* [INSTRUCTION] Omit the pictures from the entries below and retype everything else exactly.

########

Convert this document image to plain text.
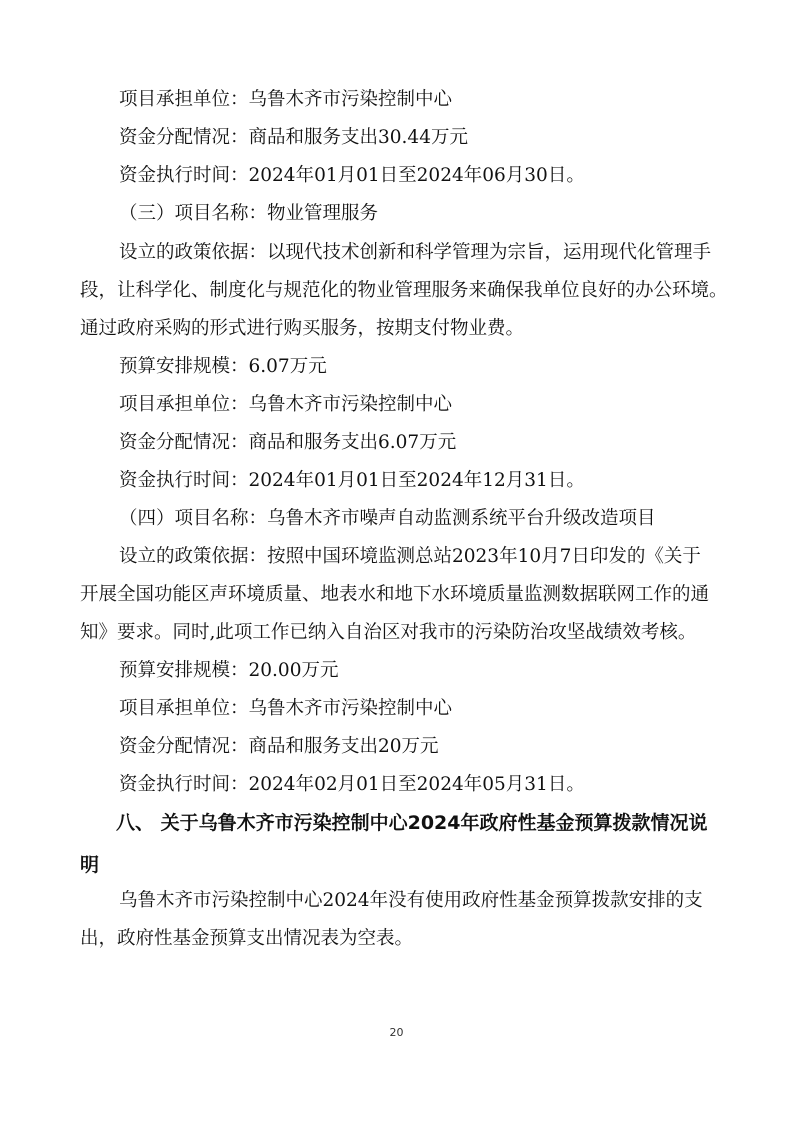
项目承担单位：乌鲁木齐市污染控制中心
资金分配情况：商品和服务支出30.44万元
资金执行时间：2024年01月01日至2024年06月30日。
（三）项目名称：物业管理服务
设立的政策依据：以现代技术创新和科学管理为宗旨，运用现代化管理手
段，让科学化、制度化与规范化的物业管理服务来确保我单位良好的办公环境。
通过政府采购的形式进行购买服务，按期支付物业费。
预算安排规模：6.07万元
项目承担单位：乌鲁木齐市污染控制中心
资金分配情况：商品和服务支出6.07万元
资金执行时间：2024年01月01日至2024年12月31日。
（四）项目名称：乌鲁木齐市噪声自动监测系统平台升级改造项目
设立的政策依据：按照中国环境监测总站2023年10月7日印发的《关于
开展全国功能区声环境质量、地表水和地下水环境质量监测数据联网工作的通
知》要求。同时,此项工作已纳入自治区对我市的污染防治攻坚战绩效考核。
预算安排规模：20.00万元
项目承担单位：乌鲁木齐市污染控制中心
资金分配情况：商品和服务支出20万元
资金执行时间：2024年02月01日至2024年05月31日。
八、 关于乌鲁木齐市污染控制中心2024年政府性基金预算拨款情况说
明
乌鲁木齐市污染控制中心2024年没有使用政府性基金预算拨款安排的支
出，政府性基金预算支出情况表为空表。
20
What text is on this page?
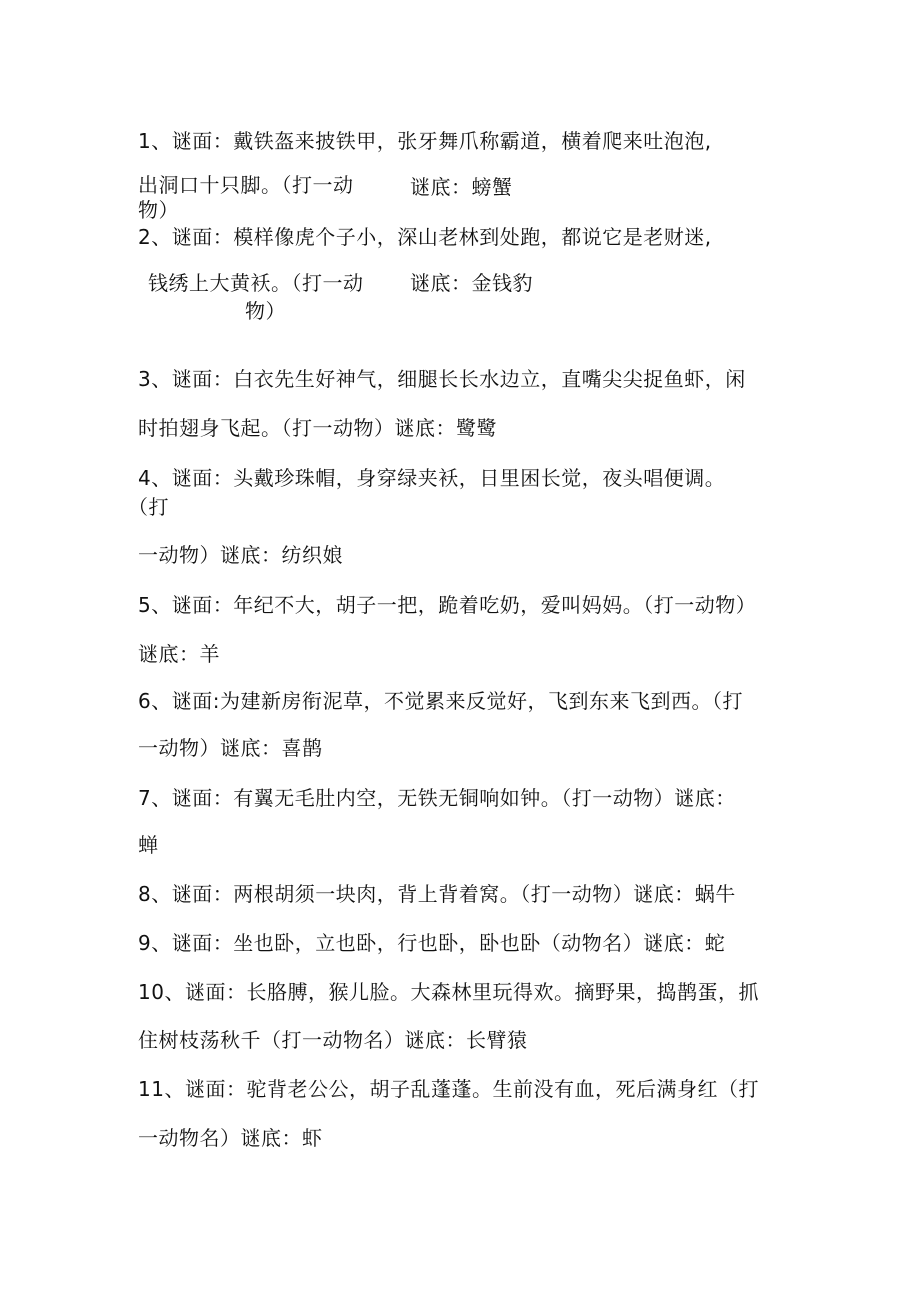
1、谜面：戴铁盔来披铁甲，张牙舞爪称霸道，横着爬来吐泡泡,
出洞口十只脚。（打一动	谜底：螃蟹
物）
2、谜面：模样像虎个子小，深山老林到处跑，都说它是老财迷,
钱绣上大黄袄。（打一动 谜底：金钱豹
物）
3、谜面：白衣先生好神气，细腿长长水边立，直嘴尖尖捉鱼虾，闲
时拍翅身飞起。（打一动物）谜底：鹭鹭
4、谜面：头戴珍珠帽，身穿绿夹袄，日里困长觉，夜头唱便调。
（打
一动物）谜底：纺织娘
5、谜面：年纪不大，胡子一把，跪着吃奶，爱叫妈妈。（打一动物）
谜底：羊
6、谜面:为建新房衔泥草，不觉累来反觉好，飞到东来飞到西。（打
一动物）谜底：喜鹊
7、谜面：有翼无毛肚内空，无铁无铜响如钟。（打一动物）谜底：
蝉
8、谜面：两根胡须一块肉，背上背着窝。（打一动物）谜底：蜗牛
9、谜面：坐也卧，立也卧，行也卧，卧也卧（动物名）谜底：蛇
10、谜面：长胳膊，猴儿脸。大森林里玩得欢。摘野果，捣鹊蛋，抓
住树枝荡秋千（打一动物名）谜底：长臂猿
11、谜面：驼背老公公，胡子乱蓬蓬。生前没有血，死后满身红（打
一动物名）谜底：虾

########

* [FULL ANSWER]
Convert this document image to plain text.
项目承担单位：乌鲁木齐市污染控制中心
资金分配情况：商品和服务支出30.44万元
资金执行时间：2024年01月01日至2024年06月30日。
（三）项目名称：物业管理服务
设立的政策依据：以现代技术创新和科学管理为宗旨，运用现代化管理手
段，让科学化、制度化与规范化的物业管理服务来确保我单位良好的办公环境。
通过政府采购的形式进行购买服务，按期支付物业费。
预算安排规模：6.07万元
项目承担单位：乌鲁木齐市污染控制中心
资金分配情况：商品和服务支出6.07万元
资金执行时间：2024年01月01日至2024年12月31日。
（四）项目名称：乌鲁木齐市噪声自动监测系统平台升级改造项目
设立的政策依据：按照中国环境监测总站2023年10月7日印发的《关于
开展全国功能区声环境质量、地表水和地下水环境质量监测数据联网工作的通
知》要求。同时,此项工作已纳入自治区对我市的污染防治攻坚战绩效考核。
预算安排规模：20.00万元
项目承担单位：乌鲁木齐市污染控制中心
资金分配情况：商品和服务支出20万元
资金执行时间：2024年02月01日至2024年05月31日。
八、 关于乌鲁木齐市污染控制中心2024年政府性基金预算拨款情况说
明
乌鲁木齐市污染控制中心2024年没有使用政府性基金预算拨款安排的支
出，政府性基金预算支出情况表为空表。
20
What text is on this page?
1、谜面：戴铁盔来披铁甲，张牙舞爪称霸道，横着爬来吐泡泡,
出洞口十只脚。（打一动	谜底：螃蟹
物）
2、谜面：模样像虎个子小，深山老林到处跑，都说它是老财迷,
钱绣上大黄袄。（打一动 谜底：金钱豹
物）
3、谜面：白衣先生好神气，细腿长长水边立，直嘴尖尖捉鱼虾，闲
时拍翅身飞起。（打一动物）谜底：鹭鹭
4、谜面：头戴珍珠帽，身穿绿夹袄，日里困长觉，夜头唱便调。
（打
一动物）谜底：纺织娘
5、谜面：年纪不大，胡子一把，跪着吃奶，爱叫妈妈。（打一动物）
谜底：羊
6、谜面:为建新房衔泥草，不觉累来反觉好，飞到东来飞到西。（打
一动物）谜底：喜鹊
7、谜面：有翼无毛肚内空，无铁无铜响如钟。（打一动物）谜底：
蝉
8、谜面：两根胡须一块肉，背上背着窝。（打一动物）谜底：蜗牛
9、谜面：坐也卧，立也卧，行也卧，卧也卧（动物名）谜底：蛇
10、谜面：长胳膊，猴儿脸。大森林里玩得欢。摘野果，捣鹊蛋，抓
住树枝荡秋千（打一动物名）谜底：长臂猿
11、谜面：驼背老公公，胡子乱蓬蓬。生前没有血，死后满身红（打
一动物名）谜底：虾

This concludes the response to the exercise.